**EXERCISE OBJECTIVE:** The data below needs to be returned exactly, line for line.

**SOURCE RECORDS:**
* START *

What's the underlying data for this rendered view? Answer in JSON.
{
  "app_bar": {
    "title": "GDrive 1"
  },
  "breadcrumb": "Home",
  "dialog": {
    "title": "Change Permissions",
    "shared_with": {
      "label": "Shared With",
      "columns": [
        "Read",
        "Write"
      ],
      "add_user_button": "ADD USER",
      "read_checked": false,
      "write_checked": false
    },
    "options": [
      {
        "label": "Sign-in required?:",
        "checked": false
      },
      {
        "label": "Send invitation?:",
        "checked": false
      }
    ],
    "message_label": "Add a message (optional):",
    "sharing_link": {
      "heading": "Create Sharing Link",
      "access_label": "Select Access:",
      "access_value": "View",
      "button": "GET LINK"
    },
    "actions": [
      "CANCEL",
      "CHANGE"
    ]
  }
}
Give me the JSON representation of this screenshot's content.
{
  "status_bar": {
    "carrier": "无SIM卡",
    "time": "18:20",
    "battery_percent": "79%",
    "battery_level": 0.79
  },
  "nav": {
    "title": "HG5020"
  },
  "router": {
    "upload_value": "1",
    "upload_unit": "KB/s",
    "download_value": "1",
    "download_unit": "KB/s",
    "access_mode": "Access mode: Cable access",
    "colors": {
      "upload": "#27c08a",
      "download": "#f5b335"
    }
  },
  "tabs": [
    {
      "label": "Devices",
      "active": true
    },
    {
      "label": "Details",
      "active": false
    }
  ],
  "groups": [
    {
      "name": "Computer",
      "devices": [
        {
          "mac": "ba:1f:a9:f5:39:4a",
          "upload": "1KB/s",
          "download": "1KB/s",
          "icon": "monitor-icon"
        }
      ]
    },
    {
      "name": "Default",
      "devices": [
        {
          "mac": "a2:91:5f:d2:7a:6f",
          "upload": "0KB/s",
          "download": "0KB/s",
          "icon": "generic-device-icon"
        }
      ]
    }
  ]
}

* END *

**ANSWER TO THIS EXERCISE:**
What's the underlying data for this rendered view? Answer in JSON.
{
  "app_bar": {
    "title": "GDrive 1"
  },
  "breadcrumb": "Home",
  "dialog": {
    "title": "Change Permissions",
    "shared_with": {
      "label": "Shared With",
      "columns": [
        "Read",
        "Write"
      ],
      "add_user_button": "ADD USER",
      "read_checked": false,
      "write_checked": false
    },
    "options": [
      {
        "label": "Sign-in required?:",
        "checked": false
      },
      {
        "label": "Send invitation?:",
        "checked": false
      }
    ],
    "message_label": "Add a message (optional):",
    "sharing_link": {
      "heading": "Create Sharing Link",
      "access_label": "Select Access:",
      "access_value": "View",
      "button": "GET LINK"
    },
    "actions": [
      "CANCEL",
      "CHANGE"
    ]
  }
}
Give me the JSON representation of this screenshot's content.
{
  "status_bar": {
    "carrier": "无SIM卡",
    "time": "18:20",
    "battery_percent": "79%",
    "battery_level": 0.79
  },
  "nav": {
    "title": "HG5020"
  },
  "router": {
    "upload_value": "1",
    "upload_unit": "KB/s",
    "download_value": "1",
    "download_unit": "KB/s",
    "access_mode": "Access mode: Cable access",
    "colors": {
      "upload": "#27c08a",
      "download": "#f5b335"
    }
  },
  "tabs": [
    {
      "label": "Devices",
      "active": true
    },
    {
      "label": "Details",
      "active": false
    }
  ],
  "groups": [
    {
      "name": "Computer",
      "devices": [
        {
          "mac": "ba:1f:a9:f5:39:4a",
          "upload": "1KB/s",
          "download": "1KB/s",
          "icon": "monitor-icon"
        }
      ]
    },
    {
      "name": "Default",
      "devices": [
        {
          "mac": "a2:91:5f:d2:7a:6f",
          "upload": "0KB/s",
          "download": "0KB/s",
          "icon": "generic-device-icon"
        }
      ]
    }
  ]
}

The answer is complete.